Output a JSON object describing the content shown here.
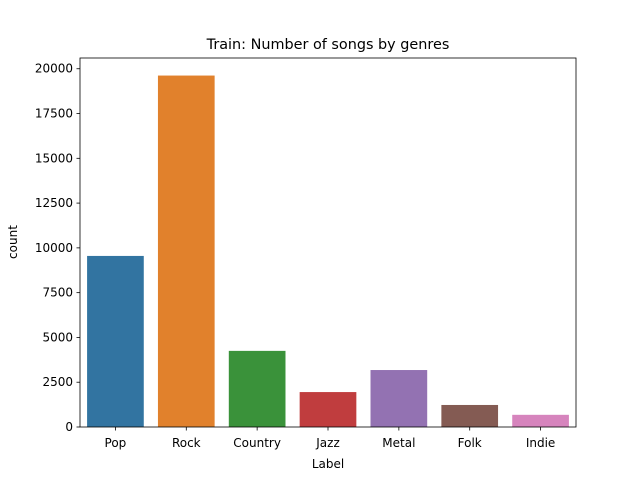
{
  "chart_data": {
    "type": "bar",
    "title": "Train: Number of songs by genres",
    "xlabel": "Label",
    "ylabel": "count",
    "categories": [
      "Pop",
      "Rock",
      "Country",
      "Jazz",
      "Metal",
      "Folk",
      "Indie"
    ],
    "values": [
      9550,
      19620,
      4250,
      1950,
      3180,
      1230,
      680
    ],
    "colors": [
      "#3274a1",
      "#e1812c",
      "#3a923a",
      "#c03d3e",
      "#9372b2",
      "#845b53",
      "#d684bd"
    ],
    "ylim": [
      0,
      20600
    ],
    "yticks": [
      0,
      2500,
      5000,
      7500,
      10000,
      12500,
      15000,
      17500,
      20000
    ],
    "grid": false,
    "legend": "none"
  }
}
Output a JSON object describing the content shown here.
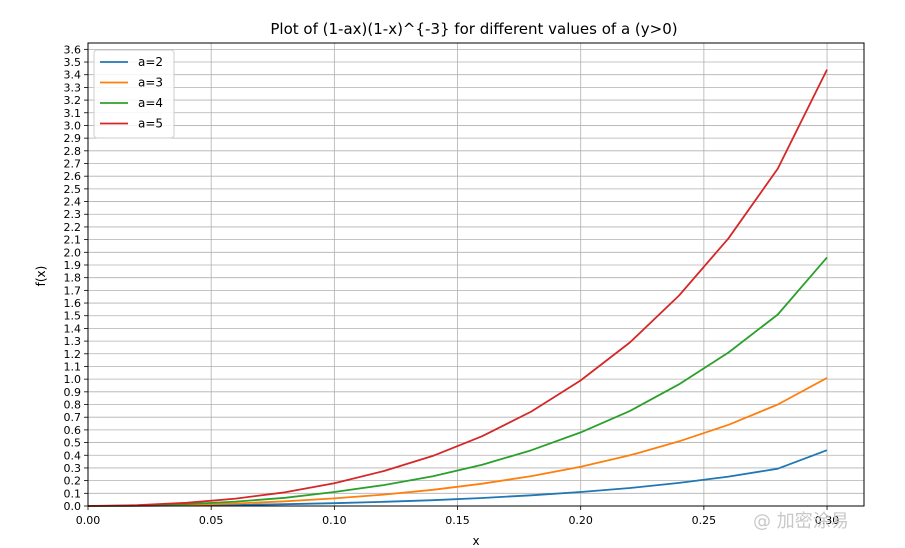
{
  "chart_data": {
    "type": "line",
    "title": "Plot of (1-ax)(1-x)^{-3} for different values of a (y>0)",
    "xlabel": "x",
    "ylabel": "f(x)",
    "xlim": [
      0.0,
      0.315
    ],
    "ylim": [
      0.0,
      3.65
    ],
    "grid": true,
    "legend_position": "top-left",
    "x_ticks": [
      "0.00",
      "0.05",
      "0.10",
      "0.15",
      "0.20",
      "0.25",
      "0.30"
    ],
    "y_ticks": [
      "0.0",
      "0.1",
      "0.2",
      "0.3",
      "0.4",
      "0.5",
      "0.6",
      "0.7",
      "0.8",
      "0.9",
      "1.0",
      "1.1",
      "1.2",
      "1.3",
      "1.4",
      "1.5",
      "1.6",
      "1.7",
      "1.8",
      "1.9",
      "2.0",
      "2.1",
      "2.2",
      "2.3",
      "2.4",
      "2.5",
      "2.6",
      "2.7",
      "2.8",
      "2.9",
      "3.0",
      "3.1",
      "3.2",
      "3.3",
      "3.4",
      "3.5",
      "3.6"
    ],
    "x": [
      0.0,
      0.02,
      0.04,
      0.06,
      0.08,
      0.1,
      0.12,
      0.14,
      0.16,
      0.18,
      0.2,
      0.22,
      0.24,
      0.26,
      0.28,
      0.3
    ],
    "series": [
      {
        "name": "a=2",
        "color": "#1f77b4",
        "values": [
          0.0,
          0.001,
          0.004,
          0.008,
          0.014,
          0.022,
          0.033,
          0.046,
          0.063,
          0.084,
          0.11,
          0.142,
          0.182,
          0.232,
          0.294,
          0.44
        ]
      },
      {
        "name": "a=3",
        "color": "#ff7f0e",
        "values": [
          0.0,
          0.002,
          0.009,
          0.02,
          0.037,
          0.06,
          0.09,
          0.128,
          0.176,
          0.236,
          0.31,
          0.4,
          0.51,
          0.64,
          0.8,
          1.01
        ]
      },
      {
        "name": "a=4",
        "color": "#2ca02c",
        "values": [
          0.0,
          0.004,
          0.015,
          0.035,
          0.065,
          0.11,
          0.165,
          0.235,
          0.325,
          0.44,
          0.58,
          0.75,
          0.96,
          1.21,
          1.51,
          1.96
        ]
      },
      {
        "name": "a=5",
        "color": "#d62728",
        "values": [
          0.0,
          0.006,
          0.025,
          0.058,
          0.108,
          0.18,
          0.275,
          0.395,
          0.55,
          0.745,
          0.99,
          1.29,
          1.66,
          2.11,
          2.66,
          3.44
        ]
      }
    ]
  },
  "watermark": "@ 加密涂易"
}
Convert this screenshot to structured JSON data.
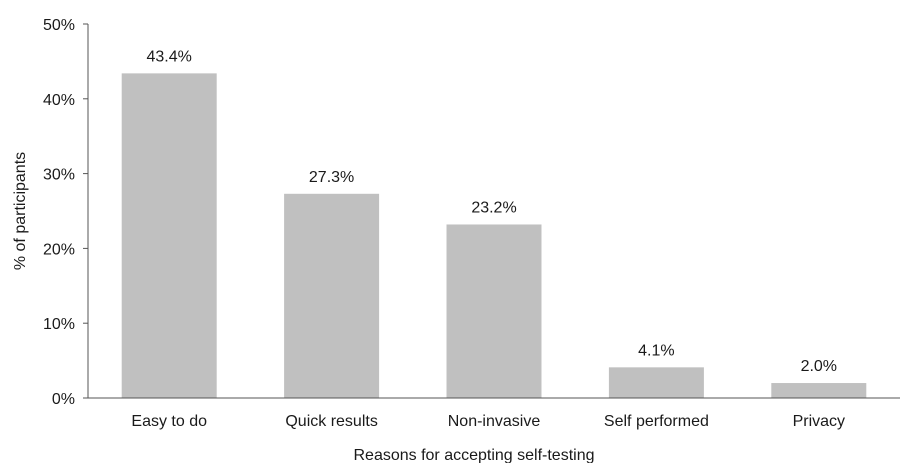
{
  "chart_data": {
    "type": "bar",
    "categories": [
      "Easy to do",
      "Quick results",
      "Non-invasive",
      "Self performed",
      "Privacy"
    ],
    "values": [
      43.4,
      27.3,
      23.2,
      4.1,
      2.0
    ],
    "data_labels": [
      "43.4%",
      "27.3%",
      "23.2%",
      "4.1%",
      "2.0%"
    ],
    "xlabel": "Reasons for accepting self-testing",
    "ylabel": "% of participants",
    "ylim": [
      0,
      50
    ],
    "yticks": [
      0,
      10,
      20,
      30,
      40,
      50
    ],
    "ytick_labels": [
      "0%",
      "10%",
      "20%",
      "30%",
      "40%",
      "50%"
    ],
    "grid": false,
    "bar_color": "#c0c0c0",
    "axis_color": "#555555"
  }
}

WHAT YOU ARE ASKED TO DO:
From the listing above, print every entry precisely and drop the pictures.

SOLUTION TO THIS PROBLEM:
Output a JSON object describing the content shown here.
{
  "chart_data": {
    "type": "bar",
    "title": "Train: Number of songs by genres",
    "xlabel": "Label",
    "ylabel": "count",
    "categories": [
      "Pop",
      "Rock",
      "Country",
      "Jazz",
      "Metal",
      "Folk",
      "Indie"
    ],
    "values": [
      9550,
      19620,
      4250,
      1950,
      3180,
      1230,
      680
    ],
    "colors": [
      "#3274a1",
      "#e1812c",
      "#3a923a",
      "#c03d3e",
      "#9372b2",
      "#845b53",
      "#d684bd"
    ],
    "ylim": [
      0,
      20600
    ],
    "yticks": [
      0,
      2500,
      5000,
      7500,
      10000,
      12500,
      15000,
      17500,
      20000
    ],
    "grid": false,
    "legend": "none"
  }
}
Output a JSON object describing the content shown here.
{
  "chart_data": {
    "type": "line",
    "title": "Plot of (1-ax)(1-x)^{-3} for different values of a (y>0)",
    "xlabel": "x",
    "ylabel": "f(x)",
    "xlim": [
      0.0,
      0.315
    ],
    "ylim": [
      0.0,
      3.65
    ],
    "grid": true,
    "legend_position": "top-left",
    "x_ticks": [
      "0.00",
      "0.05",
      "0.10",
      "0.15",
      "0.20",
      "0.25",
      "0.30"
    ],
    "y_ticks": [
      "0.0",
      "0.1",
      "0.2",
      "0.3",
      "0.4",
      "0.5",
      "0.6",
      "0.7",
      "0.8",
      "0.9",
      "1.0",
      "1.1",
      "1.2",
      "1.3",
      "1.4",
      "1.5",
      "1.6",
      "1.7",
      "1.8",
      "1.9",
      "2.0",
      "2.1",
      "2.2",
      "2.3",
      "2.4",
      "2.5",
      "2.6",
      "2.7",
      "2.8",
      "2.9",
      "3.0",
      "3.1",
      "3.2",
      "3.3",
      "3.4",
      "3.5",
      "3.6"
    ],
    "x": [
      0.0,
      0.02,
      0.04,
      0.06,
      0.08,
      0.1,
      0.12,
      0.14,
      0.16,
      0.18,
      0.2,
      0.22,
      0.24,
      0.26,
      0.28,
      0.3
    ],
    "series": [
      {
        "name": "a=2",
        "color": "#1f77b4",
        "values": [
          0.0,
          0.001,
          0.004,
          0.008,
          0.014,
          0.022,
          0.033,
          0.046,
          0.063,
          0.084,
          0.11,
          0.142,
          0.182,
          0.232,
          0.294,
          0.44
        ]
      },
      {
        "name": "a=3",
        "color": "#ff7f0e",
        "values": [
          0.0,
          0.002,
          0.009,
          0.02,
          0.037,
          0.06,
          0.09,
          0.128,
          0.176,
          0.236,
          0.31,
          0.4,
          0.51,
          0.64,
          0.8,
          1.01
        ]
      },
      {
        "name": "a=4",
        "color": "#2ca02c",
        "values": [
          0.0,
          0.004,
          0.015,
          0.035,
          0.065,
          0.11,
          0.165,
          0.235,
          0.325,
          0.44,
          0.58,
          0.75,
          0.96,
          1.21,
          1.51,
          1.96
        ]
      },
      {
        "name": "a=5",
        "color": "#d62728",
        "values": [
          0.0,
          0.006,
          0.025,
          0.058,
          0.108,
          0.18,
          0.275,
          0.395,
          0.55,
          0.745,
          0.99,
          1.29,
          1.66,
          2.11,
          2.66,
          3.44
        ]
      }
    ]
  },
  "watermark": "@ 加密涂易"
}
Convert this screenshot to structured JSON data.
{
  "chart_data": {
    "type": "bar",
    "categories": [
      "Easy to do",
      "Quick results",
      "Non-invasive",
      "Self performed",
      "Privacy"
    ],
    "values": [
      43.4,
      27.3,
      23.2,
      4.1,
      2.0
    ],
    "data_labels": [
      "43.4%",
      "27.3%",
      "23.2%",
      "4.1%",
      "2.0%"
    ],
    "xlabel": "Reasons for accepting self-testing",
    "ylabel": "% of participants",
    "ylim": [
      0,
      50
    ],
    "yticks": [
      0,
      10,
      20,
      30,
      40,
      50
    ],
    "ytick_labels": [
      "0%",
      "10%",
      "20%",
      "30%",
      "40%",
      "50%"
    ],
    "grid": false,
    "bar_color": "#c0c0c0",
    "axis_color": "#555555"
  }
}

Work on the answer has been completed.